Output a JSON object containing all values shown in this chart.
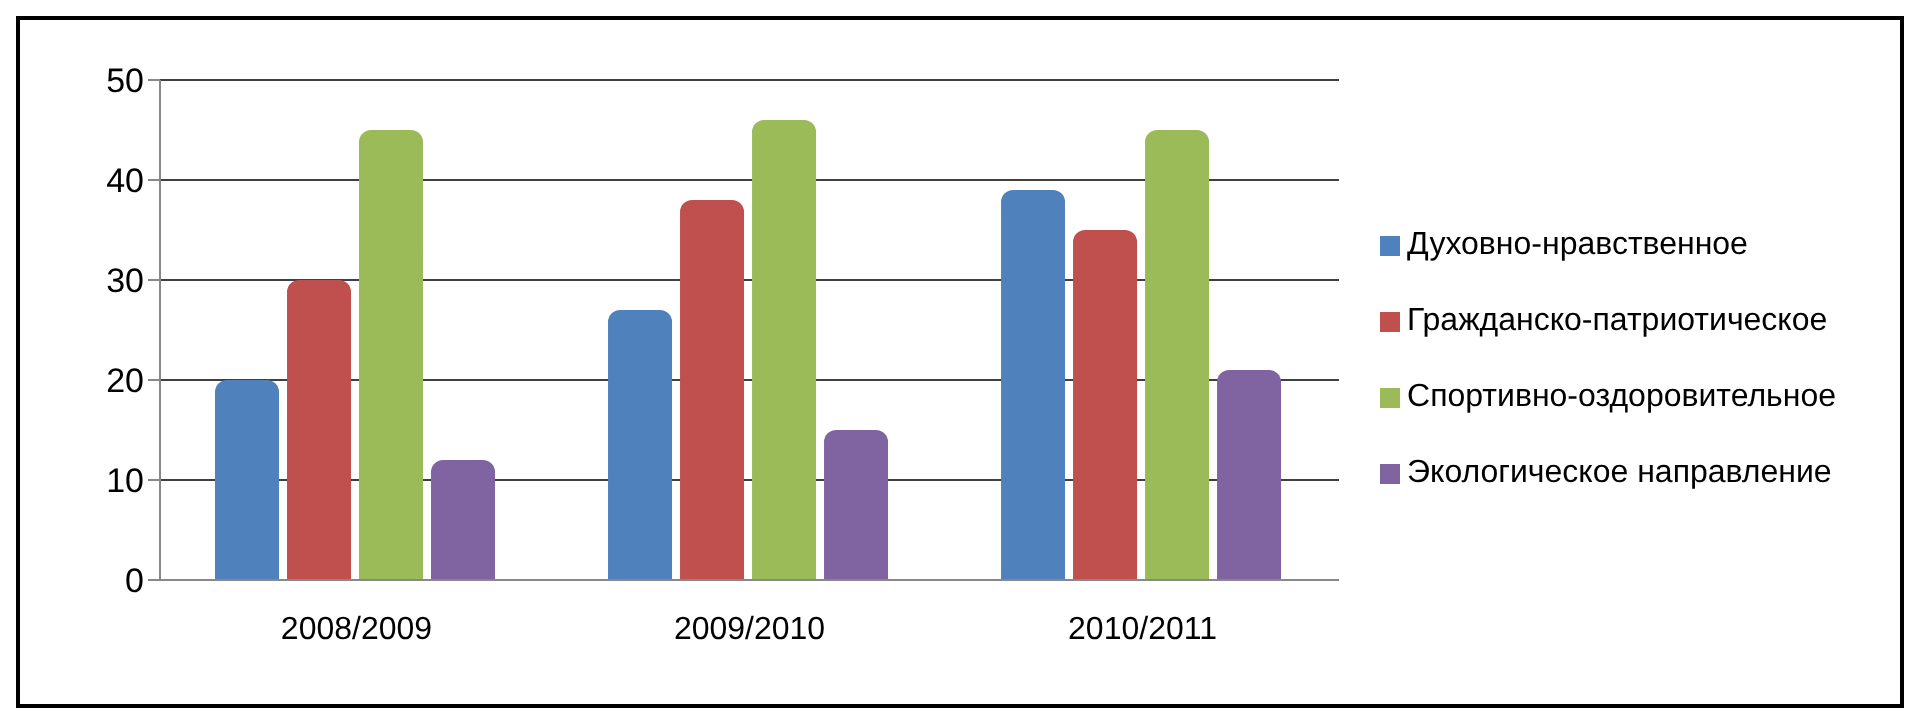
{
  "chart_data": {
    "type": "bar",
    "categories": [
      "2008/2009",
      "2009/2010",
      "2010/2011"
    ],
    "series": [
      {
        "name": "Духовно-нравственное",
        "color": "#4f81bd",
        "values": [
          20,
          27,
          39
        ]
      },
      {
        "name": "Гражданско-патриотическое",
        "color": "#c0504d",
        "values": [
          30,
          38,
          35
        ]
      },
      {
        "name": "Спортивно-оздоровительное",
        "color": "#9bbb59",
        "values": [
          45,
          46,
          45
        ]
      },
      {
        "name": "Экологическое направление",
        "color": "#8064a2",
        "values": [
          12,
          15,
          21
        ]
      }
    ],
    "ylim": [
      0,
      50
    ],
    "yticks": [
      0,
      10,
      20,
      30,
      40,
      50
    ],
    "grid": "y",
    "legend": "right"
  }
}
...
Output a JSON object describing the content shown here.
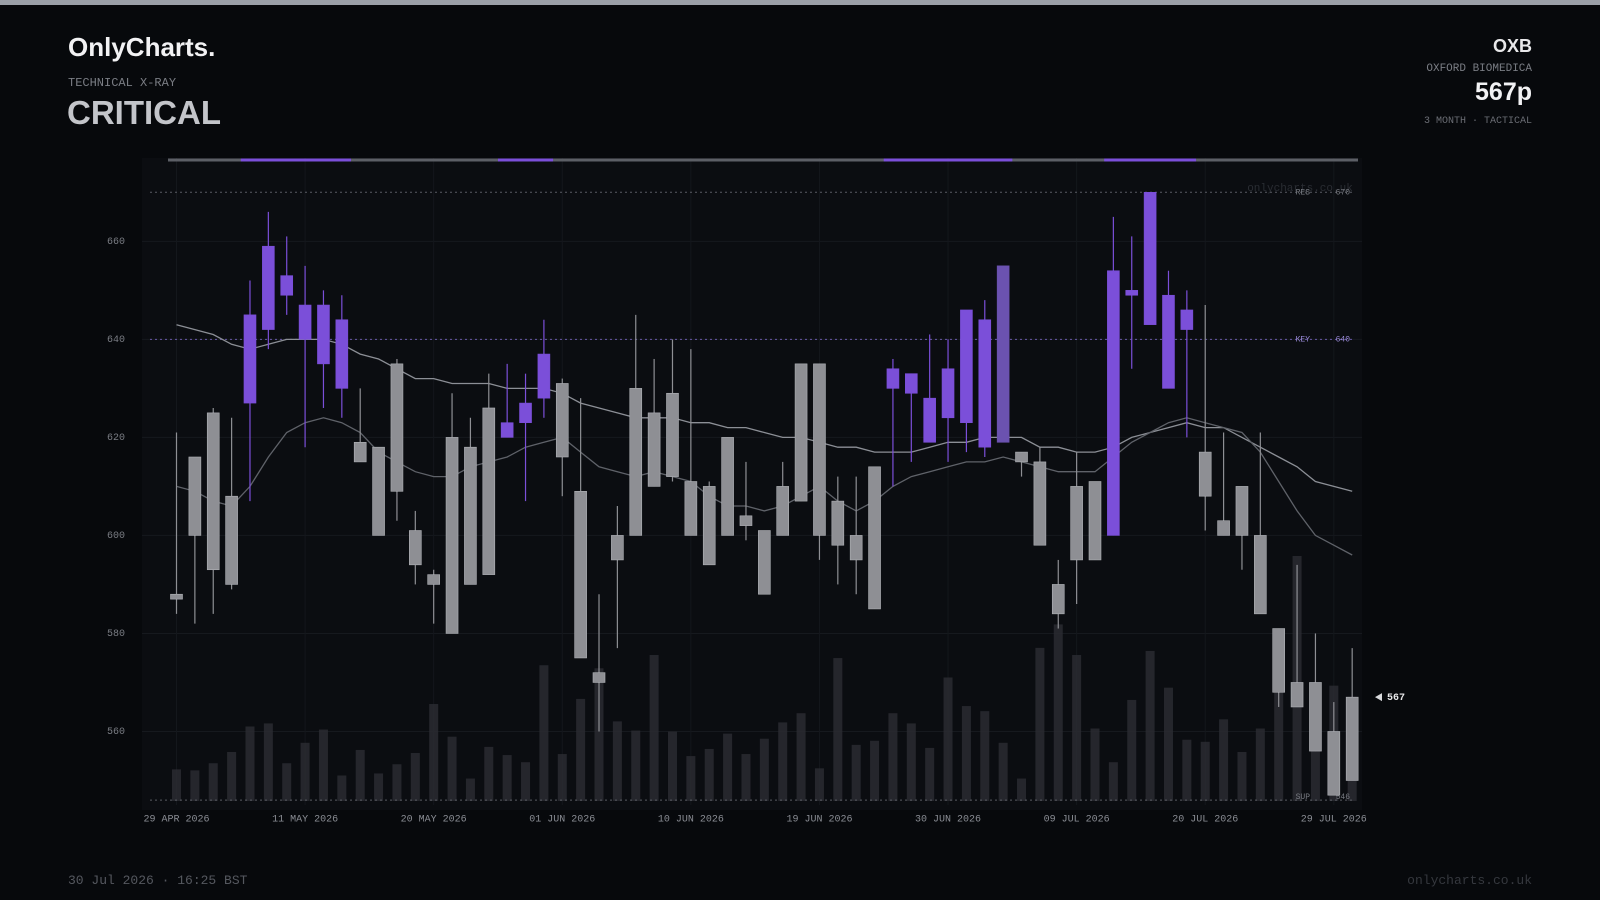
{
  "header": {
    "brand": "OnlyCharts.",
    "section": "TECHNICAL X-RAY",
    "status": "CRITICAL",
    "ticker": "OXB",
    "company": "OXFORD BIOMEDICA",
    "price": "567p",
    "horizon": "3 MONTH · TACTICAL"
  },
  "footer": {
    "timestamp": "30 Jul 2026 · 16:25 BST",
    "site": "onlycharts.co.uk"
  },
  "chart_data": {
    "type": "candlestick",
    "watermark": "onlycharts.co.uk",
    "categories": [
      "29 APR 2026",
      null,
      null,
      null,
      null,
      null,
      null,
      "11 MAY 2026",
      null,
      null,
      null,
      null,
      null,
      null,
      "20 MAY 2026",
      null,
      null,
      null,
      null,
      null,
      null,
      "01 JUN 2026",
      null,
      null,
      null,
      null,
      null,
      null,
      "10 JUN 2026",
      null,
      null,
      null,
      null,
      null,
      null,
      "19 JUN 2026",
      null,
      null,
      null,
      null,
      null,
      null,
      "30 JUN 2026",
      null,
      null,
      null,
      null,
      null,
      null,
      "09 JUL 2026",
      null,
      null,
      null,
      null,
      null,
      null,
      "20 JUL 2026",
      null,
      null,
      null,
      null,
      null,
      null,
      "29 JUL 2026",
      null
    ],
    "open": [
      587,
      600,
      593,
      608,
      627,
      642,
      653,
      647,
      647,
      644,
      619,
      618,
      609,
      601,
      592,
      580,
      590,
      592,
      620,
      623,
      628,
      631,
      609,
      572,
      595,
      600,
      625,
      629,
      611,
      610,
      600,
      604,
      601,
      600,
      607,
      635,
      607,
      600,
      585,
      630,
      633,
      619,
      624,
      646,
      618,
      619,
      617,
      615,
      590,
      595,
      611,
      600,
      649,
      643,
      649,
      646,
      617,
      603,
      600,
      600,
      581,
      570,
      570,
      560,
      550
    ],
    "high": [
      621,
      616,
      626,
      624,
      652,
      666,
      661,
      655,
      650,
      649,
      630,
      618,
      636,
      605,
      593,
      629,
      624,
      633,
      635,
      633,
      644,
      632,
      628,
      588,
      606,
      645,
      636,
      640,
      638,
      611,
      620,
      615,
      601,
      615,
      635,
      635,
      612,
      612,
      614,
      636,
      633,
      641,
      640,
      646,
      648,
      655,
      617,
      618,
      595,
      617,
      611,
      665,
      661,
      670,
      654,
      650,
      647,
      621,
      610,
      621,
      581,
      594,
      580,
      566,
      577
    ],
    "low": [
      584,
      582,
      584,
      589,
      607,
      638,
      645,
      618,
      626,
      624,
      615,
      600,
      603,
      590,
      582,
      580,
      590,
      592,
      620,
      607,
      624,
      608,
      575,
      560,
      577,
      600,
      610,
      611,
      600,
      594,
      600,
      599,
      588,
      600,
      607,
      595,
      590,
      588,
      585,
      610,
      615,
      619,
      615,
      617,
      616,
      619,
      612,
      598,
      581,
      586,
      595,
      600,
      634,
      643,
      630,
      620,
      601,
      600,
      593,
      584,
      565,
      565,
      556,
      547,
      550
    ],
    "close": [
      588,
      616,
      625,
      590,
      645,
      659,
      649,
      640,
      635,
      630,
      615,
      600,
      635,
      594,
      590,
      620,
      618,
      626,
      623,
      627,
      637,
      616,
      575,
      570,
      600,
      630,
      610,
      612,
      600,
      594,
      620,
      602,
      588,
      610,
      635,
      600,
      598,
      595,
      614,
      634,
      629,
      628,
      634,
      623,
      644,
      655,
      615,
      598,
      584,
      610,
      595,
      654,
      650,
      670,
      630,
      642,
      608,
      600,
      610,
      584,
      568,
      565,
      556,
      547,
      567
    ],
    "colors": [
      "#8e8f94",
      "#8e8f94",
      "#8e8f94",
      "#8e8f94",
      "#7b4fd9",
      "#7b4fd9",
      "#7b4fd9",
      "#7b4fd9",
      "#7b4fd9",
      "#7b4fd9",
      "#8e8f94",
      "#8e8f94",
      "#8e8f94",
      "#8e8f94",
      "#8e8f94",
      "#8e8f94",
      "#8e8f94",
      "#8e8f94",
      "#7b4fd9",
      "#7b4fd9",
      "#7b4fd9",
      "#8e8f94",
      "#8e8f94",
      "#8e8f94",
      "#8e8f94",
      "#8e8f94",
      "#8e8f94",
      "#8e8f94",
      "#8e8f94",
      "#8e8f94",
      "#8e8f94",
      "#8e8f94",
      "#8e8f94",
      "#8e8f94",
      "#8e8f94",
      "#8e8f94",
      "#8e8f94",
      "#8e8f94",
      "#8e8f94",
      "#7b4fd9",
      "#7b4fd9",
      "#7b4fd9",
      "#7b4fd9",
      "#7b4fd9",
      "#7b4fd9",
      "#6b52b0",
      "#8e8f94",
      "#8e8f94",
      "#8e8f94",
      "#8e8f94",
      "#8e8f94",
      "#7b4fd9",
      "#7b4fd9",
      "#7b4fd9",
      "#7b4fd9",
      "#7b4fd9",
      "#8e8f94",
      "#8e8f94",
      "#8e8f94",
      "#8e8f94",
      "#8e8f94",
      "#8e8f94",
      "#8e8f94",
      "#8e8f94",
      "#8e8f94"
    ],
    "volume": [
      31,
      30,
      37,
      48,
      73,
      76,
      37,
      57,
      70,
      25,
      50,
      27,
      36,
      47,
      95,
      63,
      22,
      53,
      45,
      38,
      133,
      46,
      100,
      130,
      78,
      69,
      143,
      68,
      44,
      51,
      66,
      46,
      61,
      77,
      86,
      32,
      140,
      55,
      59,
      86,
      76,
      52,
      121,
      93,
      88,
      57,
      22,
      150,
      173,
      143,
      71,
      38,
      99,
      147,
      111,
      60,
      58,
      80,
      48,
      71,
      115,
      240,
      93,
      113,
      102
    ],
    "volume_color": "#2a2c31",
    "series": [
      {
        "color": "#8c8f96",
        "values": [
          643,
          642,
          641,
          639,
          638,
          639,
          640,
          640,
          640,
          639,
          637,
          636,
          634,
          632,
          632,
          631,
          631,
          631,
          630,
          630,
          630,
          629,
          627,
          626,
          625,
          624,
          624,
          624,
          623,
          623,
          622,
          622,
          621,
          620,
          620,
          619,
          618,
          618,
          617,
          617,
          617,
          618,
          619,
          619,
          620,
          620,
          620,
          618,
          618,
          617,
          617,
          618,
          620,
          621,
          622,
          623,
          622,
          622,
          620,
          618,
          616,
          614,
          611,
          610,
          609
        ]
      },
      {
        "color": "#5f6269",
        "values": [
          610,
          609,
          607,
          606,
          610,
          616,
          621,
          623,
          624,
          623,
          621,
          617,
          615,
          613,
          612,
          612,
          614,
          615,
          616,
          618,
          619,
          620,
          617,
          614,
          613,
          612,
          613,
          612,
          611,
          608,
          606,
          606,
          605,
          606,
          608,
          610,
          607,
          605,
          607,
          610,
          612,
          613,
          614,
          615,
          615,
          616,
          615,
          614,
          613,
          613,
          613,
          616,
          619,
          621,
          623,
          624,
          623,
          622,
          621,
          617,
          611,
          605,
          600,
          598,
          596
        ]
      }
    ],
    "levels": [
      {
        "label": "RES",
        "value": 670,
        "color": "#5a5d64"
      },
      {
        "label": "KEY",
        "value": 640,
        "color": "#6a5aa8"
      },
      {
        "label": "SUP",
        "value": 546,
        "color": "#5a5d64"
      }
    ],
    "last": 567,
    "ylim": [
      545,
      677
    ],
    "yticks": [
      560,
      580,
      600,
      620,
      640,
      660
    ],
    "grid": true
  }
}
...
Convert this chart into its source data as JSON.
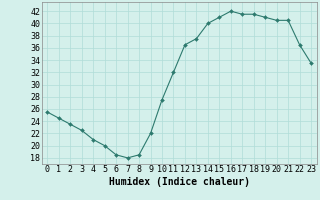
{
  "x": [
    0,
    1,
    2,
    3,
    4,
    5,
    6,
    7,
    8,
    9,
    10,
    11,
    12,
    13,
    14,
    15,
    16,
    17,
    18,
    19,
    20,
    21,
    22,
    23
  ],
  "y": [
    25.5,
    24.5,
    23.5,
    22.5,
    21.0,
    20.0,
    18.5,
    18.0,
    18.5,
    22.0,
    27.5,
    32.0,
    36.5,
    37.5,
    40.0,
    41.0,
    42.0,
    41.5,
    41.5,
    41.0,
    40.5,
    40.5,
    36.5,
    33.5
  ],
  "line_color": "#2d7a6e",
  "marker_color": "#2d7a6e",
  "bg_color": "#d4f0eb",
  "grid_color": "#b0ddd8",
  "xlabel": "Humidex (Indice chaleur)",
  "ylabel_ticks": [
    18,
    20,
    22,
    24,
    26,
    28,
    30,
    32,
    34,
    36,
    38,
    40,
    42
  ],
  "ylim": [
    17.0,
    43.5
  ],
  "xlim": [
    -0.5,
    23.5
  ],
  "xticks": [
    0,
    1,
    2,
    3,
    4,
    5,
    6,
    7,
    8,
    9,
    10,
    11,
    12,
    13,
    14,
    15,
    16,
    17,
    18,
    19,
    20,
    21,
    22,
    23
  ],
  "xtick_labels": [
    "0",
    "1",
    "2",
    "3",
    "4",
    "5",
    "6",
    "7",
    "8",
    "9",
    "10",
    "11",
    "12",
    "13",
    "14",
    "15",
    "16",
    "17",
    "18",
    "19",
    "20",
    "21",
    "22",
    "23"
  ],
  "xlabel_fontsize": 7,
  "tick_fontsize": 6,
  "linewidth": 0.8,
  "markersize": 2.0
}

#### Problem
Identify how many lines in the entries above include the string "object", then state that number alone.

#### The completed task
2